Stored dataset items
◇ ◇ ◇ ◇ ◇
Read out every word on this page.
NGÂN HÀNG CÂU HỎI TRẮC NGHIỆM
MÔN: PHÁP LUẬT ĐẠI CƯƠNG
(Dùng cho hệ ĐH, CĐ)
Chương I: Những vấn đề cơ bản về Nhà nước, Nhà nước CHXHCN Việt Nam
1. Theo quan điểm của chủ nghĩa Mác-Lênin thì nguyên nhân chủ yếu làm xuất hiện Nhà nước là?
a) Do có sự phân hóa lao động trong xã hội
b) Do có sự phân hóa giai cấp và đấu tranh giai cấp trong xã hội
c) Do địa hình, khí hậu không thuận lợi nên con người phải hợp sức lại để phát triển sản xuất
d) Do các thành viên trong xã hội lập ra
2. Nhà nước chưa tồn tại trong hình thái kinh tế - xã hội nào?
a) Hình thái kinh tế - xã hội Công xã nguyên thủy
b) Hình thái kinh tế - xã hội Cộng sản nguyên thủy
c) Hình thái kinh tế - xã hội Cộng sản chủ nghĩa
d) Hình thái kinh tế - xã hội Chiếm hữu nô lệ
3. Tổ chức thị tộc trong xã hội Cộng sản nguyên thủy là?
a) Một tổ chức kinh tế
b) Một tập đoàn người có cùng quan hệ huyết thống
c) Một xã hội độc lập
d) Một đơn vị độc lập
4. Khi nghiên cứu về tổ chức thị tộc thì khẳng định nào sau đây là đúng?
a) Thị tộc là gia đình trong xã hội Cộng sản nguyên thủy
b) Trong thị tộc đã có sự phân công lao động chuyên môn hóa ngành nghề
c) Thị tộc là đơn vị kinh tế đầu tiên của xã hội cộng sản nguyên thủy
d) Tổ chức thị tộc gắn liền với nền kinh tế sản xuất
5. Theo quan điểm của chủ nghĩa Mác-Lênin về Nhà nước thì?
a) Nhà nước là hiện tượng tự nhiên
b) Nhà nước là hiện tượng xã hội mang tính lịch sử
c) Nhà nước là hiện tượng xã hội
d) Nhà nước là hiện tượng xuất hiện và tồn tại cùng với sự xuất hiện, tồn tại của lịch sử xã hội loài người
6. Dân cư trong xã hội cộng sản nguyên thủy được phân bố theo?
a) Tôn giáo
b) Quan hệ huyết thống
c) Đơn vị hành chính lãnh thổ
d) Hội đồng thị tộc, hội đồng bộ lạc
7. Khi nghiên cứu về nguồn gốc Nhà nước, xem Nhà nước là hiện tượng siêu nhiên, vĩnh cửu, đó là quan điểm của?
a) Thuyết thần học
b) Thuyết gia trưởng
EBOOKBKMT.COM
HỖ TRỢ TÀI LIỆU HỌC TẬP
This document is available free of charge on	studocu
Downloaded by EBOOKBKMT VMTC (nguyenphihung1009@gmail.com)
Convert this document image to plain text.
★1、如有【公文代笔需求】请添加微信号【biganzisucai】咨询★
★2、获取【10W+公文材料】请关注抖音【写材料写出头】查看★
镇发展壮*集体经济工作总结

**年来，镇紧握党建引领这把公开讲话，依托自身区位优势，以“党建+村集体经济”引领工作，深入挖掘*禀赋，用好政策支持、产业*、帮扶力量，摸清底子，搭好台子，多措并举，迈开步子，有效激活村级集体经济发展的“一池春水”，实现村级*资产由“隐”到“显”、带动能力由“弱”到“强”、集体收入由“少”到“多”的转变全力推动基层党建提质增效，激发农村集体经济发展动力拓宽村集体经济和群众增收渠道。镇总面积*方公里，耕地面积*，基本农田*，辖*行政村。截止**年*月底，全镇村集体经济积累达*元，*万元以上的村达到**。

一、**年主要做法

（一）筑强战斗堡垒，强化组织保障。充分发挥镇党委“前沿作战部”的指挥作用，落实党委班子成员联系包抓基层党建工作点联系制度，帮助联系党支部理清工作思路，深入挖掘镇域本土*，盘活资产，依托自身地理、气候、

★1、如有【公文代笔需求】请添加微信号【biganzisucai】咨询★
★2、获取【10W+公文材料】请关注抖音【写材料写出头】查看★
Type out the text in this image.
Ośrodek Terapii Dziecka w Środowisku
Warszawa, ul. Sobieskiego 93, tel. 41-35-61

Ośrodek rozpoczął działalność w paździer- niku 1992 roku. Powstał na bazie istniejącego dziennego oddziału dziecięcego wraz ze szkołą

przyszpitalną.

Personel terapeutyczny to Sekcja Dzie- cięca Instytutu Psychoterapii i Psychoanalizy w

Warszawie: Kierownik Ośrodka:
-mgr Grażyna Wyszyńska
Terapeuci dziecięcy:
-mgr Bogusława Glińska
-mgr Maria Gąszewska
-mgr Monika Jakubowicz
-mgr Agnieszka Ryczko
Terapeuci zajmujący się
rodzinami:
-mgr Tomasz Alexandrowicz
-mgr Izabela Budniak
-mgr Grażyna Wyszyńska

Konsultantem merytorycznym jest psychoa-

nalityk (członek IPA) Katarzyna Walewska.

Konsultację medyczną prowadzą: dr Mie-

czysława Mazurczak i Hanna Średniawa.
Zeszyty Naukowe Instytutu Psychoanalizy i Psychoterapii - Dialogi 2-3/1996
◇ ◇ ◇ ◇ ◇
What the task asks -
Set all of the records down again, exactly as they stand.

Output for this exercise -
Read out every word on this page.
NGÂN HÀNG CÂU HỎI TRẮC NGHIỆM
MÔN: PHÁP LUẬT ĐẠI CƯƠNG
(Dùng cho hệ ĐH, CĐ)
Chương I: Những vấn đề cơ bản về Nhà nước, Nhà nước CHXHCN Việt Nam
1. Theo quan điểm của chủ nghĩa Mác-Lênin thì nguyên nhân chủ yếu làm xuất hiện Nhà nước là?
a) Do có sự phân hóa lao động trong xã hội
b) Do có sự phân hóa giai cấp và đấu tranh giai cấp trong xã hội
c) Do địa hình, khí hậu không thuận lợi nên con người phải hợp sức lại để phát triển sản xuất
d) Do các thành viên trong xã hội lập ra
2. Nhà nước chưa tồn tại trong hình thái kinh tế - xã hội nào?
a) Hình thái kinh tế - xã hội Công xã nguyên thủy
b) Hình thái kinh tế - xã hội Cộng sản nguyên thủy
c) Hình thái kinh tế - xã hội Cộng sản chủ nghĩa
d) Hình thái kinh tế - xã hội Chiếm hữu nô lệ
3. Tổ chức thị tộc trong xã hội Cộng sản nguyên thủy là?
a) Một tổ chức kinh tế
b) Một tập đoàn người có cùng quan hệ huyết thống
c) Một xã hội độc lập
d) Một đơn vị độc lập
4. Khi nghiên cứu về tổ chức thị tộc thì khẳng định nào sau đây là đúng?
a) Thị tộc là gia đình trong xã hội Cộng sản nguyên thủy
b) Trong thị tộc đã có sự phân công lao động chuyên môn hóa ngành nghề
c) Thị tộc là đơn vị kinh tế đầu tiên của xã hội cộng sản nguyên thủy
d) Tổ chức thị tộc gắn liền với nền kinh tế sản xuất
5. Theo quan điểm của chủ nghĩa Mác-Lênin về Nhà nước thì?
a) Nhà nước là hiện tượng tự nhiên
b) Nhà nước là hiện tượng xã hội mang tính lịch sử
c) Nhà nước là hiện tượng xã hội
d) Nhà nước là hiện tượng xuất hiện và tồn tại cùng với sự xuất hiện, tồn tại của lịch sử xã hội loài người
6. Dân cư trong xã hội cộng sản nguyên thủy được phân bố theo?
a) Tôn giáo
b) Quan hệ huyết thống
c) Đơn vị hành chính lãnh thổ
d) Hội đồng thị tộc, hội đồng bộ lạc
7. Khi nghiên cứu về nguồn gốc Nhà nước, xem Nhà nước là hiện tượng siêu nhiên, vĩnh cửu, đó là quan điểm của?
a) Thuyết thần học
b) Thuyết gia trưởng
EBOOKBKMT.COM
HỖ TRỢ TÀI LIỆU HỌC TẬP
This document is available free of charge on	studocu
Downloaded by EBOOKBKMT VMTC (nguyenphihung1009@gmail.com)
Convert this document image to plain text.
★1、如有【公文代笔需求】请添加微信号【biganzisucai】咨询★
★2、获取【10W+公文材料】请关注抖音【写材料写出头】查看★
镇发展壮*集体经济工作总结

**年来，镇紧握党建引领这把公开讲话，依托自身区位优势，以“党建+村集体经济”引领工作，深入挖掘*禀赋，用好政策支持、产业*、帮扶力量，摸清底子，搭好台子，多措并举，迈开步子，有效激活村级集体经济发展的“一池春水”，实现村级*资产由“隐”到“显”、带动能力由“弱”到“强”、集体收入由“少”到“多”的转变全力推动基层党建提质增效，激发农村集体经济发展动力拓宽村集体经济和群众增收渠道。镇总面积*方公里，耕地面积*，基本农田*，辖*行政村。截止**年*月底，全镇村集体经济积累达*元，*万元以上的村达到**。

一、**年主要做法

（一）筑强战斗堡垒，强化组织保障。充分发挥镇党委“前沿作战部”的指挥作用，落实党委班子成员联系包抓基层党建工作点联系制度，帮助联系党支部理清工作思路，深入挖掘镇域本土*，盘活资产，依托自身地理、气候、

★1、如有【公文代笔需求】请添加微信号【biganzisucai】咨询★
★2、获取【10W+公文材料】请关注抖音【写材料写出头】查看★
Type out the text in this image.
Ośrodek Terapii Dziecka w Środowisku
Warszawa, ul. Sobieskiego 93, tel. 41-35-61

Ośrodek rozpoczął działalność w paździer- niku 1992 roku. Powstał na bazie istniejącego dziennego oddziału dziecięcego wraz ze szkołą

przyszpitalną.

Personel terapeutyczny to Sekcja Dzie- cięca Instytutu Psychoterapii i Psychoanalizy w

Warszawie: Kierownik Ośrodka:
-mgr Grażyna Wyszyńska
Terapeuci dziecięcy:
-mgr Bogusława Glińska
-mgr Maria Gąszewska
-mgr Monika Jakubowicz
-mgr Agnieszka Ryczko
Terapeuci zajmujący się
rodzinami:
-mgr Tomasz Alexandrowicz
-mgr Izabela Budniak
-mgr Grażyna Wyszyńska

Konsultantem merytorycznym jest psychoa-

nalityk (członek IPA) Katarzyna Walewska.

Konsultację medyczną prowadzą: dr Mie-

czysława Mazurczak i Hanna Średniawa.
Zeszyty Naukowe Instytutu Psychoanalizy i Psychoterapii - Dialogi 2-3/1996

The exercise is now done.